### [Problem description]
Every entry that follows should be reproduced exactly.

Extracted data entries
-- BEGIN --

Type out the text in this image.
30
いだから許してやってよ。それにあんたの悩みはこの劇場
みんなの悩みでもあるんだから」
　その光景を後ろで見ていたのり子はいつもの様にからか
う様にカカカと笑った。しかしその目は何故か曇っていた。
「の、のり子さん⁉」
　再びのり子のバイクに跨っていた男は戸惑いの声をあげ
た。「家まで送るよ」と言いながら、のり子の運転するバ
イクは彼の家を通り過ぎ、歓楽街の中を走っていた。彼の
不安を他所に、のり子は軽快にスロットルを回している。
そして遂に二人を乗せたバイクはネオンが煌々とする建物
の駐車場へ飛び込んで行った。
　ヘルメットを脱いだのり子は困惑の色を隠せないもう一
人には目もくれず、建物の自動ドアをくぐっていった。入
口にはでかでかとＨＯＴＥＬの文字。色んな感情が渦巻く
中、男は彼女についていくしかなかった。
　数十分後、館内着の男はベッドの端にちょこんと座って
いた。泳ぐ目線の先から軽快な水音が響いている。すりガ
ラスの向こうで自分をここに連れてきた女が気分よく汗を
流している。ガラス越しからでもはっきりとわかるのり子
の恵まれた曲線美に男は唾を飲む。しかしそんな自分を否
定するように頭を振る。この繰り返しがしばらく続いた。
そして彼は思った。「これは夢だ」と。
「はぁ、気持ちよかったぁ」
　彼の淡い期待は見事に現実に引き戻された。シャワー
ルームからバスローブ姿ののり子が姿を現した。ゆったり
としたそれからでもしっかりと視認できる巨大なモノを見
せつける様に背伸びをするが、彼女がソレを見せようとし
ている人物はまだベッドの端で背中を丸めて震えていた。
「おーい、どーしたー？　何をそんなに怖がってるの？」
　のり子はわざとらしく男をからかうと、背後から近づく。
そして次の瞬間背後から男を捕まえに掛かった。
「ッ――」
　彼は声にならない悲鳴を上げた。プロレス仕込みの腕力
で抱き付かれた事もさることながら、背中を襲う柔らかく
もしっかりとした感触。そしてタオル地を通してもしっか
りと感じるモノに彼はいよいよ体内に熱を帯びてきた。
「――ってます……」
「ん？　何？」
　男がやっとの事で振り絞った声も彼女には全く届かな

-- END --

### [Answer for the task]
Type out the text in this image.
30
いだから許してやってよ。それにあんたの悩みはこの劇場
みんなの悩みでもあるんだから」
　その光景を後ろで見ていたのり子はいつもの様にからか
う様にカカカと笑った。しかしその目は何故か曇っていた。
「の、のり子さん⁉」
　再びのり子のバイクに跨っていた男は戸惑いの声をあげ
た。「家まで送るよ」と言いながら、のり子の運転するバ
イクは彼の家を通り過ぎ、歓楽街の中を走っていた。彼の
不安を他所に、のり子は軽快にスロットルを回している。
そして遂に二人を乗せたバイクはネオンが煌々とする建物
の駐車場へ飛び込んで行った。
　ヘルメットを脱いだのり子は困惑の色を隠せないもう一
人には目もくれず、建物の自動ドアをくぐっていった。入
口にはでかでかとＨＯＴＥＬの文字。色んな感情が渦巻く
中、男は彼女についていくしかなかった。
　数十分後、館内着の男はベッドの端にちょこんと座って
いた。泳ぐ目線の先から軽快な水音が響いている。すりガ
ラスの向こうで自分をここに連れてきた女が気分よく汗を
流している。ガラス越しからでもはっきりとわかるのり子
の恵まれた曲線美に男は唾を飲む。しかしそんな自分を否
定するように頭を振る。この繰り返しがしばらく続いた。
そして彼は思った。「これは夢だ」と。
「はぁ、気持ちよかったぁ」
　彼の淡い期待は見事に現実に引き戻された。シャワー
ルームからバスローブ姿ののり子が姿を現した。ゆったり
としたそれからでもしっかりと視認できる巨大なモノを見
せつける様に背伸びをするが、彼女がソレを見せようとし
ている人物はまだベッドの端で背中を丸めて震えていた。
「おーい、どーしたー？　何をそんなに怖がってるの？」
　のり子はわざとらしく男をからかうと、背後から近づく。
そして次の瞬間背後から男を捕まえに掛かった。
「ッ――」
　彼は声にならない悲鳴を上げた。プロレス仕込みの腕力
で抱き付かれた事もさることながら、背中を襲う柔らかく
もしっかりとした感触。そしてタオル地を通してもしっか
りと感じるモノに彼はいよいよ体内に熱を帯びてきた。
「――ってます……」
「ん？　何？」
　男がやっとの事で振り絞った声も彼女には全く届かな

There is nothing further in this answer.